## Work instructions
Give the total number of lines with the word "name" in them, and no other words.

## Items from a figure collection
◇ ◇ ◇ ◇

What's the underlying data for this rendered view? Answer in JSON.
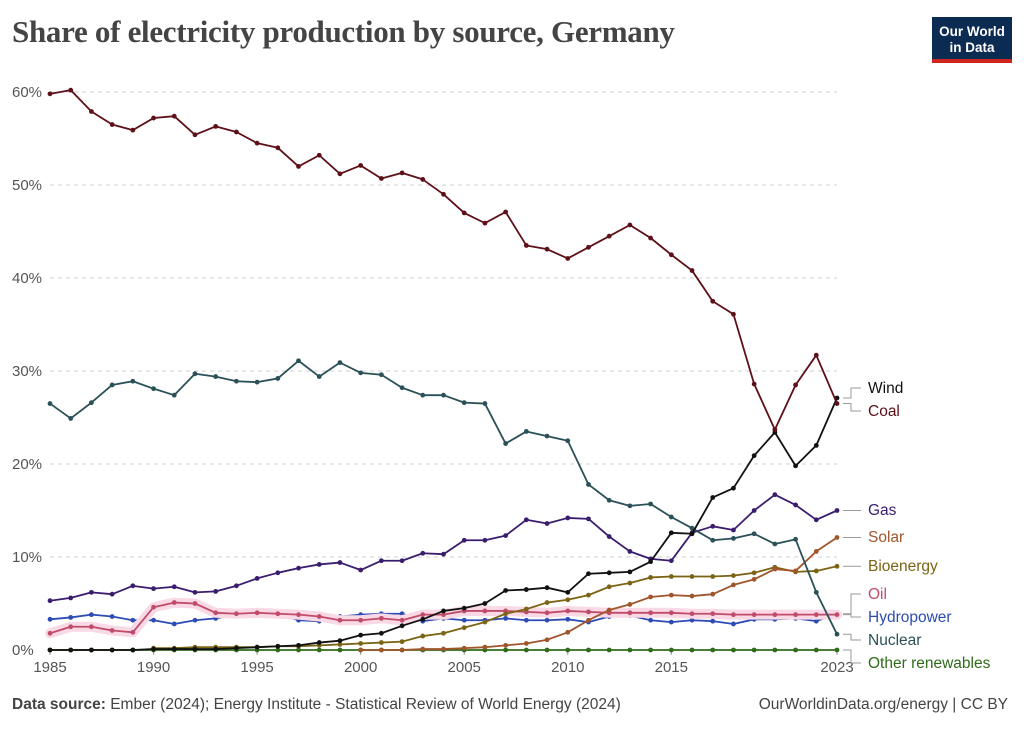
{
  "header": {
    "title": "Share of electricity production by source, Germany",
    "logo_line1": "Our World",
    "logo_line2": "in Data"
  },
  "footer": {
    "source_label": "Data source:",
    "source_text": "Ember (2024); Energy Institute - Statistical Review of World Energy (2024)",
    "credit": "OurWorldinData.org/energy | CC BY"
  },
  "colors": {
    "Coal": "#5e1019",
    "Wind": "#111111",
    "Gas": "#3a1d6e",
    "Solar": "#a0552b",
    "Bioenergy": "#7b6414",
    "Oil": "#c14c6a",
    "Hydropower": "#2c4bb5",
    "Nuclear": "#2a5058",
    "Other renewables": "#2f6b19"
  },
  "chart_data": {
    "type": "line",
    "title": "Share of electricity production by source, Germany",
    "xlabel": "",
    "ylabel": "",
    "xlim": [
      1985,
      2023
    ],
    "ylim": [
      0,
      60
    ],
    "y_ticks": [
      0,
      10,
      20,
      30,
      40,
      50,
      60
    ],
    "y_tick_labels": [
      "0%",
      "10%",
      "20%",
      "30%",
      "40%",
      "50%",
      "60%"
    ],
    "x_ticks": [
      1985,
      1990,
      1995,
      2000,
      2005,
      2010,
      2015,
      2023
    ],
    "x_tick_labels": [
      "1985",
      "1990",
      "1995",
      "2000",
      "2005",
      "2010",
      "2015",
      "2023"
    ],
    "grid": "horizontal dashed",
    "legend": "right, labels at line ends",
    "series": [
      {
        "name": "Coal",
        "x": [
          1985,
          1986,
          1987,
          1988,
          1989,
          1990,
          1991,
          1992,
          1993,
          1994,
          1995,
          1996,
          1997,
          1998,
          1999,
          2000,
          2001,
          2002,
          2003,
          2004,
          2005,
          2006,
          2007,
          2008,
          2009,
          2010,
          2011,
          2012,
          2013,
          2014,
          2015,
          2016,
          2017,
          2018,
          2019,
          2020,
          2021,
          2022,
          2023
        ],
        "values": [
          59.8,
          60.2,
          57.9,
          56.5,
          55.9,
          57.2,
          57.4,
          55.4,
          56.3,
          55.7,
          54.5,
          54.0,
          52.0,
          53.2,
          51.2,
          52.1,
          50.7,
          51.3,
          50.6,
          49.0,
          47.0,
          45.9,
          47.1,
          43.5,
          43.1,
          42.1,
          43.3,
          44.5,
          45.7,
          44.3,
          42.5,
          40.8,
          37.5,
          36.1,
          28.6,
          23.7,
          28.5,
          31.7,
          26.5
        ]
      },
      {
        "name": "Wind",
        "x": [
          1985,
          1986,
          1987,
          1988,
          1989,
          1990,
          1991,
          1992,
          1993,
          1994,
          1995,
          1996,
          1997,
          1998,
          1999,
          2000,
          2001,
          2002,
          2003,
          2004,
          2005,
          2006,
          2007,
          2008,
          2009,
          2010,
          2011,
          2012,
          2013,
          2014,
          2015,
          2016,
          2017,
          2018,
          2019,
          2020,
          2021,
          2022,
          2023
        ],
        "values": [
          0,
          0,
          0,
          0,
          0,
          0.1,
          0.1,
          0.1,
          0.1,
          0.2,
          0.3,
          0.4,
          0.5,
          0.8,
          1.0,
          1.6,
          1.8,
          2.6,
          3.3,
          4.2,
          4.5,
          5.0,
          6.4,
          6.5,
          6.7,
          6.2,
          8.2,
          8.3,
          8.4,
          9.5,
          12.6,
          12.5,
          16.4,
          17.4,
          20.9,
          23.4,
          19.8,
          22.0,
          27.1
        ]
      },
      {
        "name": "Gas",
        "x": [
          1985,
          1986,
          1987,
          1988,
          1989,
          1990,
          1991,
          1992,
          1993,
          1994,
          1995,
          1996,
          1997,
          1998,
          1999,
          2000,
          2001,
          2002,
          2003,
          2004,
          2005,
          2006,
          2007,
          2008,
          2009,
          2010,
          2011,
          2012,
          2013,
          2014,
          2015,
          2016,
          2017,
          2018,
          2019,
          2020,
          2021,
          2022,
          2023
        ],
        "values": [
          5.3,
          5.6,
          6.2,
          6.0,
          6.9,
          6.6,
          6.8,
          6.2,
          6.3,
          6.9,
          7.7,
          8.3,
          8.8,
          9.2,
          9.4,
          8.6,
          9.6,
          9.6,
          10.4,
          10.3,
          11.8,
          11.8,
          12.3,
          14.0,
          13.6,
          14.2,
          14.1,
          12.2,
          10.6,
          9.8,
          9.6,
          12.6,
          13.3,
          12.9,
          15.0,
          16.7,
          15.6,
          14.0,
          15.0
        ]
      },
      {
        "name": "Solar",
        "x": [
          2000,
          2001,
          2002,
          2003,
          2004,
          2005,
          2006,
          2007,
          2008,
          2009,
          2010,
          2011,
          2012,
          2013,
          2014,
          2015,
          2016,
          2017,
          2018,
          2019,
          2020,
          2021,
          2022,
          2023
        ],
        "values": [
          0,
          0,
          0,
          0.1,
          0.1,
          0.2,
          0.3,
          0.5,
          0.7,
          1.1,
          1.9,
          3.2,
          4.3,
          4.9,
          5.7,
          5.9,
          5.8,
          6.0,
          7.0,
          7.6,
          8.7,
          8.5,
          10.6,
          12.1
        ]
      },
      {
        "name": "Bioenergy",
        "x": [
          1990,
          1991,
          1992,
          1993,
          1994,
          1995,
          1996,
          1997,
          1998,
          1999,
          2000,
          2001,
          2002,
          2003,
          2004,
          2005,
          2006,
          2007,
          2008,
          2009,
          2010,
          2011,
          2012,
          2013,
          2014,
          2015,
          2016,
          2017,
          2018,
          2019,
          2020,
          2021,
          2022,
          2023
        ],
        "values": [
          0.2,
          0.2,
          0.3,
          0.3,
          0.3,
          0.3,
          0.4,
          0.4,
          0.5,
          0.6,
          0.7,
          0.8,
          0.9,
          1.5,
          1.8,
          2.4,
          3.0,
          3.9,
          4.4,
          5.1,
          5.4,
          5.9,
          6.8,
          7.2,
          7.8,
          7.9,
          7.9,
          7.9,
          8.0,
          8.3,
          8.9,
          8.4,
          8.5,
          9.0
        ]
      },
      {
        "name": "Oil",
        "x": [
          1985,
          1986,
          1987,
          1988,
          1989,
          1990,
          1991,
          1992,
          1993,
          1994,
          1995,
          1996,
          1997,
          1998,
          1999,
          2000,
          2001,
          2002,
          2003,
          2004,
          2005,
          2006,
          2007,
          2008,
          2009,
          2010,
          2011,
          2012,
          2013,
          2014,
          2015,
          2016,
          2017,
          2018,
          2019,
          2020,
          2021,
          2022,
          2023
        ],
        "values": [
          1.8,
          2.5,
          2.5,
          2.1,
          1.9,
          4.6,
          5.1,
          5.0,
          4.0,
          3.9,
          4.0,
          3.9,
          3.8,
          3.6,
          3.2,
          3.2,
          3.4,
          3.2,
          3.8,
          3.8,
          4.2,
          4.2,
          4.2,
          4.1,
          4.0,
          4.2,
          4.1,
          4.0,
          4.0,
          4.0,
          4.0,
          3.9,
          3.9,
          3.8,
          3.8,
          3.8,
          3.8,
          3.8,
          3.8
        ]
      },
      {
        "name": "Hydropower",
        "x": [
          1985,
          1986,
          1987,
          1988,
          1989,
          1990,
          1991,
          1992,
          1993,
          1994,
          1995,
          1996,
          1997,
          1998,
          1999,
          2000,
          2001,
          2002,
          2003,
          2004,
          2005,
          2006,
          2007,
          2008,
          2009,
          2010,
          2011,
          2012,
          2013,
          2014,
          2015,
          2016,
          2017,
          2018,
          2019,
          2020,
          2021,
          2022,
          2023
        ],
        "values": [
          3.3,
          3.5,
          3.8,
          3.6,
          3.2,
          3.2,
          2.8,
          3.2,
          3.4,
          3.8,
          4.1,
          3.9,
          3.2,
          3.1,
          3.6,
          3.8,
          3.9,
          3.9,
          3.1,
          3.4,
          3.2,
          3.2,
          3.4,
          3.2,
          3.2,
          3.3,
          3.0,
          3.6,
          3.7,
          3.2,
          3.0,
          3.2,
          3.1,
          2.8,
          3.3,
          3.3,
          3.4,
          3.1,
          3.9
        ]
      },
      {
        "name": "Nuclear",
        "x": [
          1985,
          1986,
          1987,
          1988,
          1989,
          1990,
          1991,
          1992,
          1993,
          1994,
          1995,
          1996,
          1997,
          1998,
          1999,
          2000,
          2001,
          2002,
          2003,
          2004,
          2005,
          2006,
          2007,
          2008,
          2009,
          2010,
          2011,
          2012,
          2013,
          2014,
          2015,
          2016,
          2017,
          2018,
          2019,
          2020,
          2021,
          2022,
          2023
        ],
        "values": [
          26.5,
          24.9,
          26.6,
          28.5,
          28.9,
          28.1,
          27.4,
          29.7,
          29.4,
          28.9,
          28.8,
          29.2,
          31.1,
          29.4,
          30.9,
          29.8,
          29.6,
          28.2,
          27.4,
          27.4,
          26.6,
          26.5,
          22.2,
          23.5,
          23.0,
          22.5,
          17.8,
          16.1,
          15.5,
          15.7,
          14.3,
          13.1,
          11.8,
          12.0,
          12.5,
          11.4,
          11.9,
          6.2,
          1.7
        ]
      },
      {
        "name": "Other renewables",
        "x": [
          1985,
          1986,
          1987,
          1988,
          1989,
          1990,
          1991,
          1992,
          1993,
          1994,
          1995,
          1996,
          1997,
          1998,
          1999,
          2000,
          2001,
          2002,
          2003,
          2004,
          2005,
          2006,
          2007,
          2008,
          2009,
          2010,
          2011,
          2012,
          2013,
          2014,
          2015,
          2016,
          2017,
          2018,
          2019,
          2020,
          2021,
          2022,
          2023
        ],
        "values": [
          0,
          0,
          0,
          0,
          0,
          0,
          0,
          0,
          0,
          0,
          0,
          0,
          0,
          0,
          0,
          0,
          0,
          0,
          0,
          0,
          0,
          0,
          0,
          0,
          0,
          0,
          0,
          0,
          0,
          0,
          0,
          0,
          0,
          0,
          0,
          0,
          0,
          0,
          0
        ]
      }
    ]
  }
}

◇ ◇ ◇ ◇

## Correct result
9